Records for this task
════════

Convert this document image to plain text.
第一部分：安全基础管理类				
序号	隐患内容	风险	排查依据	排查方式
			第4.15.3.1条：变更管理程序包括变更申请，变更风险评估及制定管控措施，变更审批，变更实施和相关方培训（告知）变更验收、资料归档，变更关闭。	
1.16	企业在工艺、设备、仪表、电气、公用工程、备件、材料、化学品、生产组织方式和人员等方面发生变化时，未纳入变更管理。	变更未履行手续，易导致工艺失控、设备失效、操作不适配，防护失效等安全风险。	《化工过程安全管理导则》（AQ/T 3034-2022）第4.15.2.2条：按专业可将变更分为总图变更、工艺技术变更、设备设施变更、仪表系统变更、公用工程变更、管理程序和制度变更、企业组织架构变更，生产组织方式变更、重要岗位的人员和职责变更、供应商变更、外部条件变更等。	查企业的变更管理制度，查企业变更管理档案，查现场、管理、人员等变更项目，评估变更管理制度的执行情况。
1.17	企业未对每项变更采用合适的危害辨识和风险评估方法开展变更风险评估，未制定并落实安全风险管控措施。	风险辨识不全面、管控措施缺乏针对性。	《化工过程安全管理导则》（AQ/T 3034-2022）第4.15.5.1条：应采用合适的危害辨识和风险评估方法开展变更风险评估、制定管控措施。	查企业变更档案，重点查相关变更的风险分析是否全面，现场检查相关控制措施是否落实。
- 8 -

════════

Task prompt
Every entry above needs to be quoted exactly.

Answer
Convert this document image to plain text.
第一部分：安全基础管理类				
序号	隐患内容	风险	排查依据	排查方式
			第4.15.3.1条：变更管理程序包括变更申请，变更风险评估及制定管控措施，变更审批，变更实施和相关方培训（告知）变更验收、资料归档，变更关闭。	
1.16	企业在工艺、设备、仪表、电气、公用工程、备件、材料、化学品、生产组织方式和人员等方面发生变化时，未纳入变更管理。	变更未履行手续，易导致工艺失控、设备失效、操作不适配，防护失效等安全风险。	《化工过程安全管理导则》（AQ/T 3034-2022）第4.15.2.2条：按专业可将变更分为总图变更、工艺技术变更、设备设施变更、仪表系统变更、公用工程变更、管理程序和制度变更、企业组织架构变更，生产组织方式变更、重要岗位的人员和职责变更、供应商变更、外部条件变更等。	查企业的变更管理制度，查企业变更管理档案，查现场、管理、人员等变更项目，评估变更管理制度的执行情况。
1.17	企业未对每项变更采用合适的危害辨识和风险评估方法开展变更风险评估，未制定并落实安全风险管控措施。	风险辨识不全面、管控措施缺乏针对性。	《化工过程安全管理导则》（AQ/T 3034-2022）第4.15.5.1条：应采用合适的危害辨识和风险评估方法开展变更风险评估、制定管控措施。	查企业变更档案，重点查相关变更的风险分析是否全面，现场检查相关控制措施是否落实。
- 8 -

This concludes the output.